DATA LINES:

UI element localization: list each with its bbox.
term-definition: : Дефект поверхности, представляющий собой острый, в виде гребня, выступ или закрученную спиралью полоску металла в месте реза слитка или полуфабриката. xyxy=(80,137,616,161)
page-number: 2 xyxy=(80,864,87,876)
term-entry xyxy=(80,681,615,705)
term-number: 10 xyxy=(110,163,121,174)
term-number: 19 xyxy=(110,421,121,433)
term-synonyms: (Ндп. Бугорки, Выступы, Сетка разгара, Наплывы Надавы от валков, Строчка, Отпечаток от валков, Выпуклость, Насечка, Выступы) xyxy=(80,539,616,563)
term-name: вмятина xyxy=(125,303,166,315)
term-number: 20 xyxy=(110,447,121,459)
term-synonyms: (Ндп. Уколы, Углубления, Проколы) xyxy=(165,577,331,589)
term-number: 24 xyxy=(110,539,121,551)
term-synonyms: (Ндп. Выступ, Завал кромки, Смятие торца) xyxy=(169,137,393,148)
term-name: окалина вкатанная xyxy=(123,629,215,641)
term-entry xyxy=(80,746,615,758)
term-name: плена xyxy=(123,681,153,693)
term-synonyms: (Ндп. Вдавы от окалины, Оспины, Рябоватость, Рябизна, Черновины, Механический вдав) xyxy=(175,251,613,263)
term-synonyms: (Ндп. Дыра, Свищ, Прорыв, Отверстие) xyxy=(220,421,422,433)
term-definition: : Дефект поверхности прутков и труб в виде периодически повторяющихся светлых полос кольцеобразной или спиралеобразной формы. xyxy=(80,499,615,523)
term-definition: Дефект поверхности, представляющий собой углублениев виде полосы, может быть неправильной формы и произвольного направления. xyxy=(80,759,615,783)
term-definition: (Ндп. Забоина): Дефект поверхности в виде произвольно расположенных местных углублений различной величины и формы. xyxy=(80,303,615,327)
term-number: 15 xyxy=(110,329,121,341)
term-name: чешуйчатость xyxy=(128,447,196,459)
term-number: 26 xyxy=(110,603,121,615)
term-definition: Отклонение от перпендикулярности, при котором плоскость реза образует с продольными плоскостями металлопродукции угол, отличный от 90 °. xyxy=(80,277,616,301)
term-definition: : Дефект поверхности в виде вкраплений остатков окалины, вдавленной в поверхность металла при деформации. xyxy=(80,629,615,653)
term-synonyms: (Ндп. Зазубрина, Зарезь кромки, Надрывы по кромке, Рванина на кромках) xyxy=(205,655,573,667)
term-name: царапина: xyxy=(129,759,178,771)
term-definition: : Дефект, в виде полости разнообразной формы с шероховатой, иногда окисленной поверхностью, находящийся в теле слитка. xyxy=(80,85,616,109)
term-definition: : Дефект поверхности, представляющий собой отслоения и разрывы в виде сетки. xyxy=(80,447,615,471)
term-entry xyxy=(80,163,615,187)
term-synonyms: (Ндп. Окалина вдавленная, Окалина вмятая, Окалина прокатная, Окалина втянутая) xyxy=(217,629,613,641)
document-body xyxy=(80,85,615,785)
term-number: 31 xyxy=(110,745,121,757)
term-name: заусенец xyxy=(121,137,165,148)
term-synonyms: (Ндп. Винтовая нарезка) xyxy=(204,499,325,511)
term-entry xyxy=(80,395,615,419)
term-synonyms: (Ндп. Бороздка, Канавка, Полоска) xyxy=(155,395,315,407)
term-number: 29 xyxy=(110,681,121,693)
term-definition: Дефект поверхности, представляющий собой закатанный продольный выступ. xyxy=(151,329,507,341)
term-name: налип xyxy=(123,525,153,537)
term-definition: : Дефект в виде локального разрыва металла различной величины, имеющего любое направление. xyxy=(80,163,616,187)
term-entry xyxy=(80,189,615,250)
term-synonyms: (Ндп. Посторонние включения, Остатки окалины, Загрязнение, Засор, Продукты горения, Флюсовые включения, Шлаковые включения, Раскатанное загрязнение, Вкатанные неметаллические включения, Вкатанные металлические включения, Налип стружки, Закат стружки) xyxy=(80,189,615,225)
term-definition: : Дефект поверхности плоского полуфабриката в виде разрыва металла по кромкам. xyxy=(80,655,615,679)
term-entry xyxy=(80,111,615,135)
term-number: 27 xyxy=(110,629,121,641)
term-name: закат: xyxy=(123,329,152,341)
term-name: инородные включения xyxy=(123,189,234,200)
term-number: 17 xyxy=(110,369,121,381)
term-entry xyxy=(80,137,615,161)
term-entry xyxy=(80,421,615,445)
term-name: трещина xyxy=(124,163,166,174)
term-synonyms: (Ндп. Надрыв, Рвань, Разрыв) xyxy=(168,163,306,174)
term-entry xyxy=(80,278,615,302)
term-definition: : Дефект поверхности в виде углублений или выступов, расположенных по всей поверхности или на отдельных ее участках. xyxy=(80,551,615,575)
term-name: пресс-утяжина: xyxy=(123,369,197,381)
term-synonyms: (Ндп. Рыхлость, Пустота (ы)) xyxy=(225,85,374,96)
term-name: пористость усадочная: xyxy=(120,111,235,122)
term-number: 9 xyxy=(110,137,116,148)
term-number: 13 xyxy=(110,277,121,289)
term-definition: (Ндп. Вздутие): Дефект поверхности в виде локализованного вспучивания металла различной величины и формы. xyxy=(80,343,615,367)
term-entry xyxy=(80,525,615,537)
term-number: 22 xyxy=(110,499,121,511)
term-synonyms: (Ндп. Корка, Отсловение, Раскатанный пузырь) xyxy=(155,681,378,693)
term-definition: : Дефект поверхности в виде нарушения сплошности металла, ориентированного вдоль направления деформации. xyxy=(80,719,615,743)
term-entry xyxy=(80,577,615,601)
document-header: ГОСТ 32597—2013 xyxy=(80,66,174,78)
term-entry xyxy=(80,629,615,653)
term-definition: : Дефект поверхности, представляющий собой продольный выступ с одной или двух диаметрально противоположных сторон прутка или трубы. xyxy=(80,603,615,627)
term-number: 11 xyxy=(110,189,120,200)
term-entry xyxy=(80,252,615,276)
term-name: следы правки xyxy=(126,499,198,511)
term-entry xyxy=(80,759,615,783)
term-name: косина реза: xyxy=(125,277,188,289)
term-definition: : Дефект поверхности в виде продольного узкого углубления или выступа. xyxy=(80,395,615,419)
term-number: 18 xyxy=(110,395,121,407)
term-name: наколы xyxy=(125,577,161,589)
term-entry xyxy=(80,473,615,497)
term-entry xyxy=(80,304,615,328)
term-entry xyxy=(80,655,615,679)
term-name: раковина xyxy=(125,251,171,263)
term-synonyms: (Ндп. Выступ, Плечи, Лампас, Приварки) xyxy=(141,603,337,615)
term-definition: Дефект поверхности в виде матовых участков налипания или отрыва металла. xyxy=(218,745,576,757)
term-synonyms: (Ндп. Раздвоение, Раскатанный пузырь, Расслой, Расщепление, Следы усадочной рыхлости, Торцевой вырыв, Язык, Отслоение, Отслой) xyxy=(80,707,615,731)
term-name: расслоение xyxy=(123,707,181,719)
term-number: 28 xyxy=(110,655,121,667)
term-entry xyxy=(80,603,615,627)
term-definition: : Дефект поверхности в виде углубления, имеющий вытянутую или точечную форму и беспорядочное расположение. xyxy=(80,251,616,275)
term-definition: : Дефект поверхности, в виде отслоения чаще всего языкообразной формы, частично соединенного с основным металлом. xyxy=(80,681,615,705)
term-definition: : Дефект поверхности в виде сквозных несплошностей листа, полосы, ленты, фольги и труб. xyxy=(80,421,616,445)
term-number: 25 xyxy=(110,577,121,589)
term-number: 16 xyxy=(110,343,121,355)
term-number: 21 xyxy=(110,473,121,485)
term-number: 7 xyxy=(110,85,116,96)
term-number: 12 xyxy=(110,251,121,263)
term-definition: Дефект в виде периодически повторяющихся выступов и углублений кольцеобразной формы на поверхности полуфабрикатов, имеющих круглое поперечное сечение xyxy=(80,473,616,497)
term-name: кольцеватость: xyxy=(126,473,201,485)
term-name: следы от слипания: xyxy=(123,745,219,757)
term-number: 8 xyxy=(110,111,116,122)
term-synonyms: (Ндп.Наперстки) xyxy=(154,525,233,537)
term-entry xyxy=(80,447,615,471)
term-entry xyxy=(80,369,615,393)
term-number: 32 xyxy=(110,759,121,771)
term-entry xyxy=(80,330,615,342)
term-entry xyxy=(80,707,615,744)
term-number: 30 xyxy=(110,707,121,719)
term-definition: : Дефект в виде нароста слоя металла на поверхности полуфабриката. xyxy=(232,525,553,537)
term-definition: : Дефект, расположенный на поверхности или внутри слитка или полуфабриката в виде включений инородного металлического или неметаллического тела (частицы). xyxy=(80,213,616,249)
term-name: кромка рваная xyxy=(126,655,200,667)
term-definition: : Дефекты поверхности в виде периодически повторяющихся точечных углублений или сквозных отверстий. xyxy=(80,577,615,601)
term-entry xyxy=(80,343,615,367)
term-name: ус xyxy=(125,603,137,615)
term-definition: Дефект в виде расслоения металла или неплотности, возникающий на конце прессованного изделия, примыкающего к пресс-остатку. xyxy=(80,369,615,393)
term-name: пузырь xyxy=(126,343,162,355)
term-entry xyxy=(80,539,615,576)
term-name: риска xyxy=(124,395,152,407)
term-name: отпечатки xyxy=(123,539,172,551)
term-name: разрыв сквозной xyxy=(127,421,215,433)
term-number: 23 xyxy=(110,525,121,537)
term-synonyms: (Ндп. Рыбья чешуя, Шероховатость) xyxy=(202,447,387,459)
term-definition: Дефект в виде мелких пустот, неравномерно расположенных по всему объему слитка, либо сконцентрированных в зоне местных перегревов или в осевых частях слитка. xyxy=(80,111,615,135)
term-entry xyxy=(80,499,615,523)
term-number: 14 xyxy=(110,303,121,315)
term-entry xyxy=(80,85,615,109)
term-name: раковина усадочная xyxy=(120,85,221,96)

EXERCISE INSTRUCTIONS: Please quote the rows from the first one through the line containing "term-definition: : Дефект поверхности прутков", including both of those lines, word for word.

WRITTEN ANSWER:
UI element localization: list each with its bbox.
term-definition: : Дефект поверхности, представляющий собой острый, в виде гребня, выступ или закрученную спиралью полоску металла в месте реза слитка или полуфабриката. xyxy=(80,137,616,161)
page-number: 2 xyxy=(80,864,87,876)
term-entry xyxy=(80,681,615,705)
term-number: 10 xyxy=(110,163,121,174)
term-number: 19 xyxy=(110,421,121,433)
term-synonyms: (Ндп. Бугорки, Выступы, Сетка разгара, Наплывы Надавы от валков, Строчка, Отпечаток от валков, Выпуклость, Насечка, Выступы) xyxy=(80,539,616,563)
term-name: вмятина xyxy=(125,303,166,315)
term-number: 20 xyxy=(110,447,121,459)
term-synonyms: (Ндп. Уколы, Углубления, Проколы) xyxy=(165,577,331,589)
term-number: 24 xyxy=(110,539,121,551)
term-synonyms: (Ндп. Выступ, Завал кромки, Смятие торца) xyxy=(169,137,393,148)
term-name: окалина вкатанная xyxy=(123,629,215,641)
term-entry xyxy=(80,746,615,758)
term-name: плена xyxy=(123,681,153,693)
term-synonyms: (Ндп. Вдавы от окалины, Оспины, Рябоватость, Рябизна, Черновины, Механический вдав) xyxy=(175,251,613,263)
term-synonyms: (Ндп. Дыра, Свищ, Прорыв, Отверстие) xyxy=(220,421,422,433)
term-definition: : Дефект поверхности прутков и труб в виде периодически повторяющихся светлых полос кольцеобразной или спиралеобразной формы. xyxy=(80,499,615,523)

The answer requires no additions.